- WHAT IS REQUIRED -
Reproduce the data below verbatim, line for line.
━━━━━━━━━━━━━━━━━━━━
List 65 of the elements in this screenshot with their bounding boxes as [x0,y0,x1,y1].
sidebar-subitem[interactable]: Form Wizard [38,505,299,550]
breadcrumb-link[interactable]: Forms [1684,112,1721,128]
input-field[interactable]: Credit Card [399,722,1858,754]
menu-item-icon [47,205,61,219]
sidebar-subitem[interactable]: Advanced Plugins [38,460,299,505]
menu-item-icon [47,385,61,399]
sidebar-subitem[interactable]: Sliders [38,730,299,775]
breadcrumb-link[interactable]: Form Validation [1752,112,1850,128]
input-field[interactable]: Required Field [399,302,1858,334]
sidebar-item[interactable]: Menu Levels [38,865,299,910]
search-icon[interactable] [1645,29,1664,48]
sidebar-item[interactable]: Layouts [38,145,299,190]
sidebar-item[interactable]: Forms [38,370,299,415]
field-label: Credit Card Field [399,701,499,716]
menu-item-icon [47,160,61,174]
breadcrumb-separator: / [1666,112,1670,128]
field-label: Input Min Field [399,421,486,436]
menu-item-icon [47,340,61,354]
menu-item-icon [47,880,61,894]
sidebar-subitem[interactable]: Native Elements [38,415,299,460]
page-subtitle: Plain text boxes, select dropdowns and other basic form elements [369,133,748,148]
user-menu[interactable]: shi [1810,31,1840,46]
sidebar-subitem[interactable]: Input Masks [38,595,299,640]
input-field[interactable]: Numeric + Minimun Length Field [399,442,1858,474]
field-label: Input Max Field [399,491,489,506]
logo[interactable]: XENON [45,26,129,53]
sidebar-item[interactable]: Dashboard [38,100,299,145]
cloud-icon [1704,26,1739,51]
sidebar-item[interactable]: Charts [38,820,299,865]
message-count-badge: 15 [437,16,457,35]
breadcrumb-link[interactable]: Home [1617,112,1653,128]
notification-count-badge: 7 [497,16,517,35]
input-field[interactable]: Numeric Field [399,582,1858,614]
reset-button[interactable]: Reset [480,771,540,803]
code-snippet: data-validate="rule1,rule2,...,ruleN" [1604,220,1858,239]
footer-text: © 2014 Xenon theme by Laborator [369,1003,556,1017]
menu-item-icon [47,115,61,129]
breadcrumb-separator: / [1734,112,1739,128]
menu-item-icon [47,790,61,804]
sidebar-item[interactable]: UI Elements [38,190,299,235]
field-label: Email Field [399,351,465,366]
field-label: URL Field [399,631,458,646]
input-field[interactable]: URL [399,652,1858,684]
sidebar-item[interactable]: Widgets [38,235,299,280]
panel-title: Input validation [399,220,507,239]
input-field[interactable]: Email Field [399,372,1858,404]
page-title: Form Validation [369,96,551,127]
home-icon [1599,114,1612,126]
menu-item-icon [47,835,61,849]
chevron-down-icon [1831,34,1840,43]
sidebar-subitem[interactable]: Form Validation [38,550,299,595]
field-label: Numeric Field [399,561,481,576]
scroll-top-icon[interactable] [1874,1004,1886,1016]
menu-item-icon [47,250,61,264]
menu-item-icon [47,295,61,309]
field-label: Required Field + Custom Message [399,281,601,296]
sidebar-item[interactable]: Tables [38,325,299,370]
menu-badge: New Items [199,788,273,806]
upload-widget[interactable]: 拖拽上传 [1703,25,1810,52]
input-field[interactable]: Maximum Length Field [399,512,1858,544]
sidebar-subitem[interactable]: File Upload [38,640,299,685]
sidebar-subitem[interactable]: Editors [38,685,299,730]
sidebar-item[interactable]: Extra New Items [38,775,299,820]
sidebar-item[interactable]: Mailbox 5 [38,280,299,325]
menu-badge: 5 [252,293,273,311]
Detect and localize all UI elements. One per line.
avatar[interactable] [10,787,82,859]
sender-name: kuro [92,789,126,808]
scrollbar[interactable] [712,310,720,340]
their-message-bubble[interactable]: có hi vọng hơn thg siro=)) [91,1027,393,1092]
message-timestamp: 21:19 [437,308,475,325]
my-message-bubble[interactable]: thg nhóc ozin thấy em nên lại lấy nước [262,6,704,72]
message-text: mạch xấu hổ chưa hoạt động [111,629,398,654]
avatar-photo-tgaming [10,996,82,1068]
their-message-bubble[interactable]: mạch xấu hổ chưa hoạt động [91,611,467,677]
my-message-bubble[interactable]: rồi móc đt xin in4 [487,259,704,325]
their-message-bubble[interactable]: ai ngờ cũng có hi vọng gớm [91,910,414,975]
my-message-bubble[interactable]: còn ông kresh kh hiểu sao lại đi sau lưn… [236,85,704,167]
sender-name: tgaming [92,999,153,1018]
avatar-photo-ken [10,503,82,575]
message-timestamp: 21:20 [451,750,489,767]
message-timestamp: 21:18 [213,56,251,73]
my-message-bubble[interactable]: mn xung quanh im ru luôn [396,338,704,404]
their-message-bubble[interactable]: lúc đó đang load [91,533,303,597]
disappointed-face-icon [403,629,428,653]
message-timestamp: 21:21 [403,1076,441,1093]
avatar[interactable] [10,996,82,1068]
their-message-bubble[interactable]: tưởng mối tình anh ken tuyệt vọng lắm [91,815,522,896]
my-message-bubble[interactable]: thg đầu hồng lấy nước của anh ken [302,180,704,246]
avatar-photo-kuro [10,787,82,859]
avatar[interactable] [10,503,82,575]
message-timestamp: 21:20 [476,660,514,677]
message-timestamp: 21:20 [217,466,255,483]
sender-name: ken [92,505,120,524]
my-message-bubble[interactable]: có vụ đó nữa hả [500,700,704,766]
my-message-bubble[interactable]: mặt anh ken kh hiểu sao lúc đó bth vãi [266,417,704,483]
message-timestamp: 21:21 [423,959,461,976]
━━━━━━━━━━━━━━━━━━━━
- ANSWER TO THIS PROBLEM -
List 65 of the elements in this screenshot with their bounding boxes as [x0,y0,x1,y1].
sidebar-subitem[interactable]: Form Wizard [38,505,299,550]
breadcrumb-link[interactable]: Forms [1684,112,1721,128]
input-field[interactable]: Credit Card [399,722,1858,754]
menu-item-icon [47,205,61,219]
sidebar-subitem[interactable]: Advanced Plugins [38,460,299,505]
menu-item-icon [47,385,61,399]
sidebar-subitem[interactable]: Sliders [38,730,299,775]
breadcrumb-link[interactable]: Form Validation [1752,112,1850,128]
input-field[interactable]: Required Field [399,302,1858,334]
sidebar-item[interactable]: Menu Levels [38,865,299,910]
search-icon[interactable] [1645,29,1664,48]
sidebar-item[interactable]: Layouts [38,145,299,190]
sidebar-item[interactable]: Forms [38,370,299,415]
field-label: Credit Card Field [399,701,499,716]
menu-item-icon [47,160,61,174]
breadcrumb-separator: / [1666,112,1670,128]
field-label: Input Min Field [399,421,486,436]
menu-item-icon [47,340,61,354]
menu-item-icon [47,880,61,894]
sidebar-subitem[interactable]: Native Elements [38,415,299,460]
page-subtitle: Plain text boxes, select dropdowns and other basic form elements [369,133,748,148]
user-menu[interactable]: shi [1810,31,1840,46]
sidebar-subitem[interactable]: Input Masks [38,595,299,640]
input-field[interactable]: Numeric + Minimun Length Field [399,442,1858,474]
field-label: Input Max Field [399,491,489,506]
logo[interactable]: XENON [45,26,129,53]
sidebar-item[interactable]: Dashboard [38,100,299,145]
cloud-icon [1704,26,1739,51]
sidebar-item[interactable]: Charts [38,820,299,865]
message-count-badge: 15 [437,16,457,35]
breadcrumb-link[interactable]: Home [1617,112,1653,128]
notification-count-badge: 7 [497,16,517,35]
input-field[interactable]: Numeric Field [399,582,1858,614]
reset-button[interactable]: Reset [480,771,540,803]
code-snippet: data-validate="rule1,rule2,...,ruleN" [1604,220,1858,239]
footer-text: © 2014 Xenon theme by Laborator [369,1003,556,1017]
menu-item-icon [47,115,61,129]
breadcrumb-separator: / [1734,112,1739,128]
menu-item-icon [47,790,61,804]
sidebar-item[interactable]: UI Elements [38,190,299,235]
field-label: Email Field [399,351,465,366]
field-label: URL Field [399,631,458,646]
input-field[interactable]: URL [399,652,1858,684]
sidebar-item[interactable]: Widgets [38,235,299,280]
panel-title: Input validation [399,220,507,239]
input-field[interactable]: Email Field [399,372,1858,404]
page-title: Form Validation [369,96,551,127]
home-icon [1599,114,1612,126]
menu-item-icon [47,835,61,849]
chevron-down-icon [1831,34,1840,43]
sidebar-subitem[interactable]: Form Validation [38,550,299,595]
field-label: Numeric Field [399,561,481,576]
scroll-top-icon[interactable] [1874,1004,1886,1016]
menu-item-icon [47,250,61,264]
menu-item-icon [47,295,61,309]
field-label: Required Field + Custom Message [399,281,601,296]
sidebar-item[interactable]: Tables [38,325,299,370]
menu-badge: New Items [199,788,273,806]
upload-widget[interactable]: 拖拽上传 [1703,25,1810,52]
input-field[interactable]: Maximum Length Field [399,512,1858,544]
sidebar-subitem[interactable]: File Upload [38,640,299,685]
sidebar-subitem[interactable]: Editors [38,685,299,730]
sidebar-item[interactable]: Extra New Items [38,775,299,820]
sidebar-item[interactable]: Mailbox 5 [38,280,299,325]
menu-badge: 5 [252,293,273,311]
Detect and localize all UI elements. One per line.
avatar[interactable] [10,787,82,859]
sender-name: kuro [92,789,126,808]
scrollbar[interactable] [712,310,720,340]
their-message-bubble[interactable]: có hi vọng hơn thg siro=)) [91,1027,393,1092]
message-timestamp: 21:19 [437,308,475,325]
my-message-bubble[interactable]: thg nhóc ozin thấy em nên lại lấy nước [262,6,704,72]
message-text: mạch xấu hổ chưa hoạt động [111,629,398,654]
avatar-photo-tgaming [10,996,82,1068]
their-message-bubble[interactable]: mạch xấu hổ chưa hoạt động [91,611,467,677]
my-message-bubble[interactable]: rồi móc đt xin in4 [487,259,704,325]
their-message-bubble[interactable]: ai ngờ cũng có hi vọng gớm [91,910,414,975]
my-message-bubble[interactable]: còn ông kresh kh hiểu sao lại đi sau lưn… [236,85,704,167]
sender-name: tgaming [92,999,153,1018]
avatar-photo-ken [10,503,82,575]
message-timestamp: 21:20 [451,750,489,767]
message-timestamp: 21:18 [213,56,251,73]
my-message-bubble[interactable]: mn xung quanh im ru luôn [396,338,704,404]
their-message-bubble[interactable]: lúc đó đang load [91,533,303,597]
disappointed-face-icon [403,629,428,653]
message-timestamp: 21:21 [403,1076,441,1093]
avatar[interactable] [10,996,82,1068]
their-message-bubble[interactable]: tưởng mối tình anh ken tuyệt vọng lắm [91,815,522,896]
my-message-bubble[interactable]: thg đầu hồng lấy nước của anh ken [302,180,704,246]
avatar-photo-kuro [10,787,82,859]
avatar[interactable] [10,503,82,575]
message-timestamp: 21:20 [476,660,514,677]
message-timestamp: 21:20 [217,466,255,483]
sender-name: ken [92,505,120,524]
my-message-bubble[interactable]: có vụ đó nữa hả [500,700,704,766]
my-message-bubble[interactable]: mặt anh ken kh hiểu sao lúc đó bth vãi [266,417,704,483]
message-timestamp: 21:21 [423,959,461,976]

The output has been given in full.